## Exercise objective
Print the lines from the start of the records through the line containing "status-filter-dropdown[interactable]: All (225, 532, 268, 557)", both ends included, exactly as they appear.

**** Excerpted records ****

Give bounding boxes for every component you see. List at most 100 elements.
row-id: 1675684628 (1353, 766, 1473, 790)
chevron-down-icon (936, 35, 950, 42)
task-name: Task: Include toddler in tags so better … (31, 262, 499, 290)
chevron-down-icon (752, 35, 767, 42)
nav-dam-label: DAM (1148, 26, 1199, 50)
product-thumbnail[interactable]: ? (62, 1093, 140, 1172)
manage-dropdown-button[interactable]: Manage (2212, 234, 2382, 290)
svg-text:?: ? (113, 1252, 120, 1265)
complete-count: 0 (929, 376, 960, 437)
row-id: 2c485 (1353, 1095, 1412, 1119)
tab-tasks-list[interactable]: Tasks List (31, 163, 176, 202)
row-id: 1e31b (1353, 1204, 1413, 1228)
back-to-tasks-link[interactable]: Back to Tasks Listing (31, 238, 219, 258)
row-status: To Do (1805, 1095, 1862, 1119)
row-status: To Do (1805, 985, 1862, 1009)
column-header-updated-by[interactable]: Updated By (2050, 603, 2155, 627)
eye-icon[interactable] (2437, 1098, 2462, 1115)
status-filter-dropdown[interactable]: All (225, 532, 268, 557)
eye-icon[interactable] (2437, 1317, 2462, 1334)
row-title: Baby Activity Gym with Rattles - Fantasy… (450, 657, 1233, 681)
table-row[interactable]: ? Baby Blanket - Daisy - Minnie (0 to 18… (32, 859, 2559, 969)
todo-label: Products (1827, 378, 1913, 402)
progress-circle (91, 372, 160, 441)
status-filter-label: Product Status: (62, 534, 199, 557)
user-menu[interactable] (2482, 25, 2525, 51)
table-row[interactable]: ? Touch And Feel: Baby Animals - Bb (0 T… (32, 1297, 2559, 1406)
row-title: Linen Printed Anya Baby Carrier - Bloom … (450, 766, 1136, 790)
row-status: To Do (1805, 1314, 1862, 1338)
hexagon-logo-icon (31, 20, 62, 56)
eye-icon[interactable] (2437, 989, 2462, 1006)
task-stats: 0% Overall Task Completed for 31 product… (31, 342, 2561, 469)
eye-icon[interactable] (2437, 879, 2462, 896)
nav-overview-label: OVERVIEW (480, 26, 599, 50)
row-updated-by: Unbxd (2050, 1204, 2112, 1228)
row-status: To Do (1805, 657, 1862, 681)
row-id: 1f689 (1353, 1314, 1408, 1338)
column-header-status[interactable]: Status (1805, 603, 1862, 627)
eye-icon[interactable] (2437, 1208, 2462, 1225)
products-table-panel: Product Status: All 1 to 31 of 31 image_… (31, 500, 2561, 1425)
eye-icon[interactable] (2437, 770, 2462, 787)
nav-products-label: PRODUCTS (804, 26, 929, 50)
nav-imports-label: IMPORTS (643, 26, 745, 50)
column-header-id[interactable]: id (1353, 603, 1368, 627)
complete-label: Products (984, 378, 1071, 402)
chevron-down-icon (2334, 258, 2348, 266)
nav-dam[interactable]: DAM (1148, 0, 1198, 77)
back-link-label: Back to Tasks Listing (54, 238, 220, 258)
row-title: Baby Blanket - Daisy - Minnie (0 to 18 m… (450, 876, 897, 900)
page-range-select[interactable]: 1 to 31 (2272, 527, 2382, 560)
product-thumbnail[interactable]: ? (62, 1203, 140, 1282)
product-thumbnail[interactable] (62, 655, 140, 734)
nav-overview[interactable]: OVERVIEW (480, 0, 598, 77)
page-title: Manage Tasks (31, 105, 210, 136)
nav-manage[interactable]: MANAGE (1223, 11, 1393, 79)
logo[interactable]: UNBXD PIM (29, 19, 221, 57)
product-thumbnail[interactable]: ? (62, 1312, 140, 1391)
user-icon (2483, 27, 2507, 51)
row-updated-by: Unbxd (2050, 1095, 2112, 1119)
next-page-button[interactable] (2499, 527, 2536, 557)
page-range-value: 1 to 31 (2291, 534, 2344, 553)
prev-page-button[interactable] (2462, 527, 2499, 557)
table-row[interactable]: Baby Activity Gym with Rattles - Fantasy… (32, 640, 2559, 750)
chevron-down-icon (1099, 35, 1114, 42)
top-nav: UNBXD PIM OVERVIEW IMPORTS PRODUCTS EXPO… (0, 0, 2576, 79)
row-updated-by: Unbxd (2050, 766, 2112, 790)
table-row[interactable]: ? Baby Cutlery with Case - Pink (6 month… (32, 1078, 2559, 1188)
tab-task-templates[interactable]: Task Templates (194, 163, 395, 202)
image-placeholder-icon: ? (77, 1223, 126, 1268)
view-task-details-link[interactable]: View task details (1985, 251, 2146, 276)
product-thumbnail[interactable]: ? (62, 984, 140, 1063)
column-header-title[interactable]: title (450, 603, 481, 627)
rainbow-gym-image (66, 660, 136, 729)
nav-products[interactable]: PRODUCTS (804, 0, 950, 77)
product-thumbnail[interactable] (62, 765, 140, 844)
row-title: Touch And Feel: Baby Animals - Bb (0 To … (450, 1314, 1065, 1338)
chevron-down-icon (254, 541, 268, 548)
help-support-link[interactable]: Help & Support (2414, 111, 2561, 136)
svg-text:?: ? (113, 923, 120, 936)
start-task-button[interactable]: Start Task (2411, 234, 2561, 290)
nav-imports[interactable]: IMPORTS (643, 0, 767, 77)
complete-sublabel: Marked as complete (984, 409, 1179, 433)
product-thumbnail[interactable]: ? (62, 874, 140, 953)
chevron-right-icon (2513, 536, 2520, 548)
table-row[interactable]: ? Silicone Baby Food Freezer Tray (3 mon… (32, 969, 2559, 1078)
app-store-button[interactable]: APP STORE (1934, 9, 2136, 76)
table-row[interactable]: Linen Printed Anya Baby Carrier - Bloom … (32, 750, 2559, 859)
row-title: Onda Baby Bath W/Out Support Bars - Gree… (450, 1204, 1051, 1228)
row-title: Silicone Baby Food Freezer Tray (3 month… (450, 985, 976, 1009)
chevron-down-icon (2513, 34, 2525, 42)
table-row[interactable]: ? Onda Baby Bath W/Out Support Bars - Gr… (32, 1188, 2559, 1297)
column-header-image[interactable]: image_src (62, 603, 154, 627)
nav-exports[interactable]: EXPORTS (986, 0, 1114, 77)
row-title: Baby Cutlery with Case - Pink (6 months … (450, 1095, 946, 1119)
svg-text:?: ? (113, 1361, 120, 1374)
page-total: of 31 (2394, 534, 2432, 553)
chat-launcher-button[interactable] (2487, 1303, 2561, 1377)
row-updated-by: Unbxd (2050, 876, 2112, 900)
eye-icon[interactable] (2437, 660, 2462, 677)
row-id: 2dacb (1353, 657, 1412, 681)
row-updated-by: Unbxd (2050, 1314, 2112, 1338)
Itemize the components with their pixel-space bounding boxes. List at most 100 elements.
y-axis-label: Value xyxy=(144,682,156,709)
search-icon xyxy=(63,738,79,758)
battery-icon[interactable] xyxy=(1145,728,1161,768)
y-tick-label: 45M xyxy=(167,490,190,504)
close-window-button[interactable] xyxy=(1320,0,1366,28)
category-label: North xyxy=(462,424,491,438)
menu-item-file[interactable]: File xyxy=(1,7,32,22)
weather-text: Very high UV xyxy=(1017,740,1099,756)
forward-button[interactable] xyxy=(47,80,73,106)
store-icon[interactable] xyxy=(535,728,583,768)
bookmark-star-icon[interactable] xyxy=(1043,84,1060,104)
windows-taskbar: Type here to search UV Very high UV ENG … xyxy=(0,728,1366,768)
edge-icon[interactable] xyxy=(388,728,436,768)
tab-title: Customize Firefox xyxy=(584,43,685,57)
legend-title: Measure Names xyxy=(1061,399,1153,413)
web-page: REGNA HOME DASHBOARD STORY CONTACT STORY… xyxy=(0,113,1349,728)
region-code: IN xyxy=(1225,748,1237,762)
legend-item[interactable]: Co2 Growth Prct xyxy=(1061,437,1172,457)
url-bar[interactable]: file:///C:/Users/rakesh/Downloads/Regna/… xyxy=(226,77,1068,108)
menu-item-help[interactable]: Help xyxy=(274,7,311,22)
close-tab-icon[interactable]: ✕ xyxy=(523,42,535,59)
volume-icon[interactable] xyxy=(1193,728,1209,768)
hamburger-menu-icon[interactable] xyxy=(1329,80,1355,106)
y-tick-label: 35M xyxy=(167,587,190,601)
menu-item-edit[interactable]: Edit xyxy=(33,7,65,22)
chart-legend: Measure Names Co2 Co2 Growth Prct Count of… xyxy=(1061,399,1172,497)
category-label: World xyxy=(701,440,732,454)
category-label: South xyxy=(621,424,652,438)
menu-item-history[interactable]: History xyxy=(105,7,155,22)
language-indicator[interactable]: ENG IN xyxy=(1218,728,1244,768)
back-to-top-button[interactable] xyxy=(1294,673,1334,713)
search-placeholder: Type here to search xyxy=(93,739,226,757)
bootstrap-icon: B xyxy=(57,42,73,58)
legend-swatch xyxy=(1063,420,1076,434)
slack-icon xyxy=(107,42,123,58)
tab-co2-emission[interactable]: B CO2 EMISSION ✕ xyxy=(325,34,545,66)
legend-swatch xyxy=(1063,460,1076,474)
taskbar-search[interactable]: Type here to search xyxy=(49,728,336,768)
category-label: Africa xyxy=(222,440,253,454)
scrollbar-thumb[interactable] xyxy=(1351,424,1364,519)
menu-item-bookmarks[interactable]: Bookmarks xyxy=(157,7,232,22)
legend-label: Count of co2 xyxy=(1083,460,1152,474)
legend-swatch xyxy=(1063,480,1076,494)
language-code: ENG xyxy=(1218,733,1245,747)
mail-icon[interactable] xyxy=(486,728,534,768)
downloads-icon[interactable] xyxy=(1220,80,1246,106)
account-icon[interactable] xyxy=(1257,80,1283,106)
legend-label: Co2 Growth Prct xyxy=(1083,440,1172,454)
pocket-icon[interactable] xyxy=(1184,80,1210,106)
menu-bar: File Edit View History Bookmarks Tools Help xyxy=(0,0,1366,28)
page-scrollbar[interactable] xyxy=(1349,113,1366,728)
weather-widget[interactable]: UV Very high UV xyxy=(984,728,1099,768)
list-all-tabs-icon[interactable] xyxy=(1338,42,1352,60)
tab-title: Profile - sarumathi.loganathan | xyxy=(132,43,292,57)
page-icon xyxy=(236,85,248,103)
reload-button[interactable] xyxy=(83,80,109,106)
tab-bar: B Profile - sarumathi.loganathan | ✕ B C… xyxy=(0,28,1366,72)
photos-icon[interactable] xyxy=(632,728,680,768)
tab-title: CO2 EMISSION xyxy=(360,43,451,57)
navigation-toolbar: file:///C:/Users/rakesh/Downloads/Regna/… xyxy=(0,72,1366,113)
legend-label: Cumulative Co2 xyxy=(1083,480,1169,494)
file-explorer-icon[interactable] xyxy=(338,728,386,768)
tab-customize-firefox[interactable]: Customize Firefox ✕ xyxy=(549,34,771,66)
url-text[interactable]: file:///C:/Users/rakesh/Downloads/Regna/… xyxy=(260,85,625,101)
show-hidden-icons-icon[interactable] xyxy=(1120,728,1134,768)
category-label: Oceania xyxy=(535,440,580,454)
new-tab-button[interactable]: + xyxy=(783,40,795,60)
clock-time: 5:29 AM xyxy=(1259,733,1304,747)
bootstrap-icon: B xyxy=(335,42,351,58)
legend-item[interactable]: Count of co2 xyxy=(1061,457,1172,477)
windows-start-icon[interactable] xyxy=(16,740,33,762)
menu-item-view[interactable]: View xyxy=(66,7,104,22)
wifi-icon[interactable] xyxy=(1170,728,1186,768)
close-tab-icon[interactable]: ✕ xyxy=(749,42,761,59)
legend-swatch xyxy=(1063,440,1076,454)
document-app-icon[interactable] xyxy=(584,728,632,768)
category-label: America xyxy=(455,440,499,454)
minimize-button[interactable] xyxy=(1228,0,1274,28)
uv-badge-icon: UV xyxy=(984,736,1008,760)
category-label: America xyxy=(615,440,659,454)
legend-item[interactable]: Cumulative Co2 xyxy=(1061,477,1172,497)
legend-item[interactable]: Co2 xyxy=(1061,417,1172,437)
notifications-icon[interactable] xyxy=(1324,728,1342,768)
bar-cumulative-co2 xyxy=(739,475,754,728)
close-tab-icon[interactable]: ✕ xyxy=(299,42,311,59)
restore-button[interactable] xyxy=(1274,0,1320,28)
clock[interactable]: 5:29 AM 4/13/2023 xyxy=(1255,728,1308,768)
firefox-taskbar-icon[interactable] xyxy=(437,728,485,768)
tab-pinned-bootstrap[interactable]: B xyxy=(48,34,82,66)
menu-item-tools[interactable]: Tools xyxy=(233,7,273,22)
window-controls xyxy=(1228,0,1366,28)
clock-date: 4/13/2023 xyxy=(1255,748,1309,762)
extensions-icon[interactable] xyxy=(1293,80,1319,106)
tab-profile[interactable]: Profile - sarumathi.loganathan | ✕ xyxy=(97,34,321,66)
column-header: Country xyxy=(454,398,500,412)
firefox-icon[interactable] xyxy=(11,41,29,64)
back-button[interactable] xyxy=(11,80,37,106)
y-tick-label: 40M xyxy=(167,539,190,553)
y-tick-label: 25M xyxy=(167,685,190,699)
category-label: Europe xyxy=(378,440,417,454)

****

## Reply to the task
Give bounding boxes for every component you see. List at most 100 elements.
row-id: 1675684628 (1353, 766, 1473, 790)
chevron-down-icon (936, 35, 950, 42)
task-name: Task: Include toddler in tags so better … (31, 262, 499, 290)
chevron-down-icon (752, 35, 767, 42)
nav-dam-label: DAM (1148, 26, 1199, 50)
product-thumbnail[interactable]: ? (62, 1093, 140, 1172)
manage-dropdown-button[interactable]: Manage (2212, 234, 2382, 290)
svg-text:?: ? (113, 1252, 120, 1265)
complete-count: 0 (929, 376, 960, 437)
row-id: 2c485 (1353, 1095, 1412, 1119)
tab-tasks-list[interactable]: Tasks List (31, 163, 176, 202)
row-id: 1e31b (1353, 1204, 1413, 1228)
back-to-tasks-link[interactable]: Back to Tasks Listing (31, 238, 219, 258)
row-status: To Do (1805, 1095, 1862, 1119)
row-status: To Do (1805, 985, 1862, 1009)
column-header-updated-by[interactable]: Updated By (2050, 603, 2155, 627)
eye-icon[interactable] (2437, 1098, 2462, 1115)
status-filter-dropdown[interactable]: All (225, 532, 268, 557)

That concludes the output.